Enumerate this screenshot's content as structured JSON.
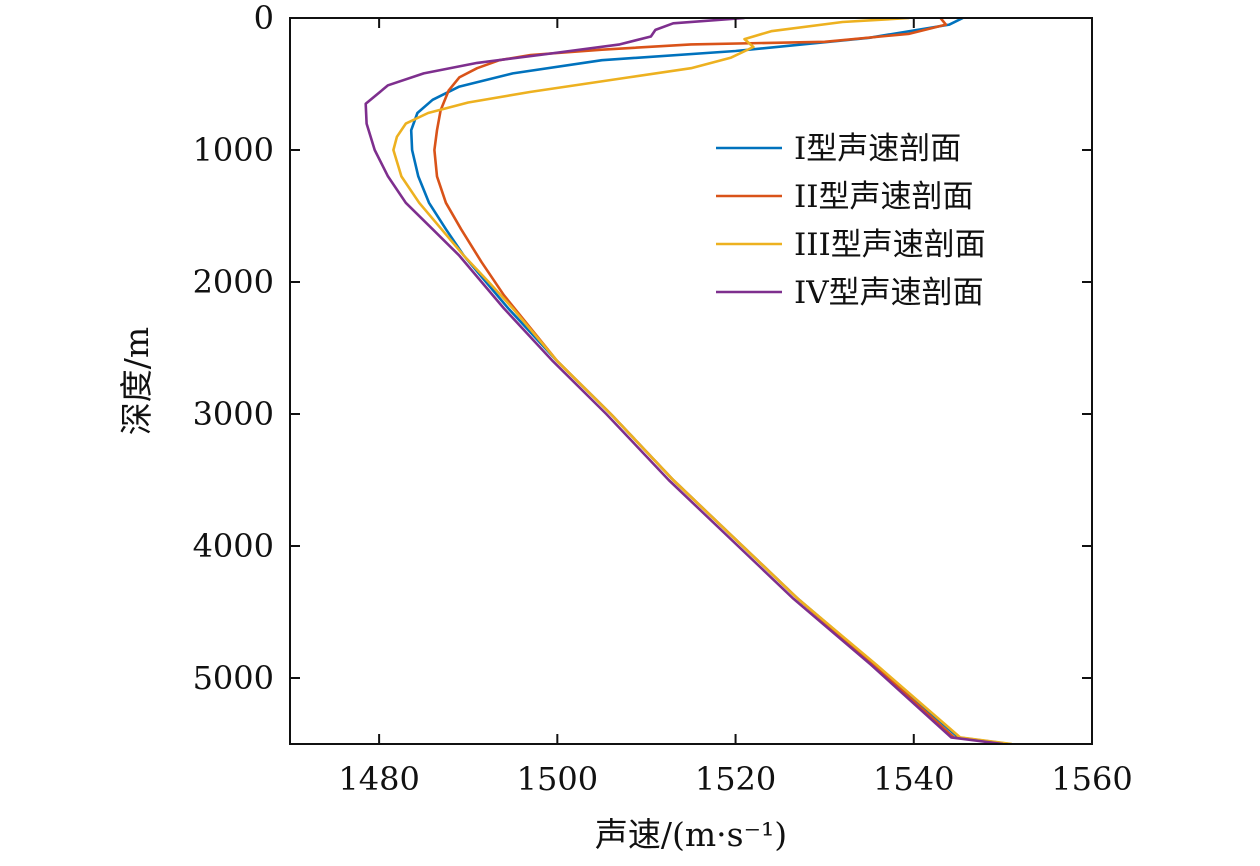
{
  "chart_data": {
    "type": "line",
    "title": "",
    "xlabel": "声速/(m·s⁻¹)",
    "ylabel": "深度/m",
    "xlim": [
      1470,
      1560
    ],
    "ylim": [
      0,
      5500
    ],
    "y_inverted": true,
    "x_ticks": [
      1480,
      1500,
      1520,
      1540,
      1560
    ],
    "x_tick_labels": [
      "1480",
      "1500",
      "1520",
      "1540",
      "1560"
    ],
    "y_ticks": [
      0,
      1000,
      2000,
      3000,
      4000,
      5000
    ],
    "y_tick_labels": [
      "0",
      "1000",
      "2000",
      "3000",
      "4000",
      "5000"
    ],
    "grid": false,
    "legend_position": "upper-right",
    "series": [
      {
        "name": "I型声速剖面",
        "color": "#0072BD",
        "points": [
          [
            1545.5,
            0
          ],
          [
            1544,
            50
          ],
          [
            1535,
            150
          ],
          [
            1520,
            250
          ],
          [
            1505,
            320
          ],
          [
            1495,
            420
          ],
          [
            1489,
            520
          ],
          [
            1486,
            620
          ],
          [
            1484.3,
            720
          ],
          [
            1483.6,
            850
          ],
          [
            1483.7,
            1000
          ],
          [
            1484.4,
            1200
          ],
          [
            1485.6,
            1400
          ],
          [
            1487.5,
            1600
          ],
          [
            1489.5,
            1800
          ],
          [
            1492,
            2000
          ],
          [
            1494.5,
            2200
          ],
          [
            1500,
            2600
          ],
          [
            1506,
            3000
          ],
          [
            1513,
            3500
          ],
          [
            1527,
            4400
          ],
          [
            1535.7,
            4900
          ],
          [
            1545,
            5450
          ],
          [
            1550.8,
            5500
          ]
        ]
      },
      {
        "name": "II型声速剖面",
        "color": "#D95319",
        "points": [
          [
            1543,
            0
          ],
          [
            1543.6,
            50
          ],
          [
            1539.5,
            120
          ],
          [
            1530,
            180
          ],
          [
            1515,
            200
          ],
          [
            1505,
            240
          ],
          [
            1497,
            280
          ],
          [
            1493.5,
            320
          ],
          [
            1491,
            380
          ],
          [
            1489,
            450
          ],
          [
            1487.8,
            550
          ],
          [
            1486.9,
            700
          ],
          [
            1486.5,
            850
          ],
          [
            1486.2,
            1000
          ],
          [
            1486.5,
            1200
          ],
          [
            1487.5,
            1400
          ],
          [
            1489.2,
            1600
          ],
          [
            1491.5,
            1850
          ],
          [
            1494,
            2100
          ],
          [
            1500,
            2600
          ],
          [
            1506,
            3000
          ],
          [
            1513,
            3500
          ],
          [
            1527,
            4400
          ],
          [
            1535.5,
            4900
          ],
          [
            1544.5,
            5450
          ],
          [
            1550.5,
            5500
          ]
        ]
      },
      {
        "name": "III型声速剖面",
        "color": "#EDB120",
        "points": [
          [
            1539.5,
            0
          ],
          [
            1532,
            30
          ],
          [
            1524,
            100
          ],
          [
            1521,
            160
          ],
          [
            1522,
            220
          ],
          [
            1519.5,
            300
          ],
          [
            1515,
            380
          ],
          [
            1508,
            450
          ],
          [
            1497,
            560
          ],
          [
            1490,
            640
          ],
          [
            1485.5,
            720
          ],
          [
            1483,
            800
          ],
          [
            1482,
            900
          ],
          [
            1481.6,
            1000
          ],
          [
            1482.5,
            1200
          ],
          [
            1484.5,
            1400
          ],
          [
            1487,
            1600
          ],
          [
            1489.5,
            1800
          ],
          [
            1492.3,
            2000
          ],
          [
            1495,
            2200
          ],
          [
            1500,
            2600
          ],
          [
            1506,
            3000
          ],
          [
            1513,
            3500
          ],
          [
            1527,
            4400
          ],
          [
            1535.8,
            4900
          ],
          [
            1545.2,
            5450
          ],
          [
            1551,
            5500
          ]
        ]
      },
      {
        "name": "IV型声速剖面",
        "color": "#7E2F8E",
        "points": [
          [
            1521,
            0
          ],
          [
            1513,
            40
          ],
          [
            1511,
            90
          ],
          [
            1510.5,
            140
          ],
          [
            1507,
            200
          ],
          [
            1498,
            280
          ],
          [
            1491,
            340
          ],
          [
            1485,
            420
          ],
          [
            1481,
            510
          ],
          [
            1478.5,
            650
          ],
          [
            1478.6,
            800
          ],
          [
            1479.5,
            1000
          ],
          [
            1481,
            1200
          ],
          [
            1483,
            1400
          ],
          [
            1486,
            1600
          ],
          [
            1489,
            1800
          ],
          [
            1491.5,
            2000
          ],
          [
            1494,
            2200
          ],
          [
            1499.5,
            2600
          ],
          [
            1505.5,
            3000
          ],
          [
            1512.5,
            3500
          ],
          [
            1526.5,
            4400
          ],
          [
            1535.2,
            4900
          ],
          [
            1544.2,
            5450
          ],
          [
            1550,
            5500
          ]
        ]
      }
    ]
  }
}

* Prompt
Select and copy every line of the material that holds the string "name".

* Response to the task
        "name": "I型声速剖面",
        "name": "II型声速剖面",
        "name": "III型声速剖面",
        "name": "IV型声速剖面",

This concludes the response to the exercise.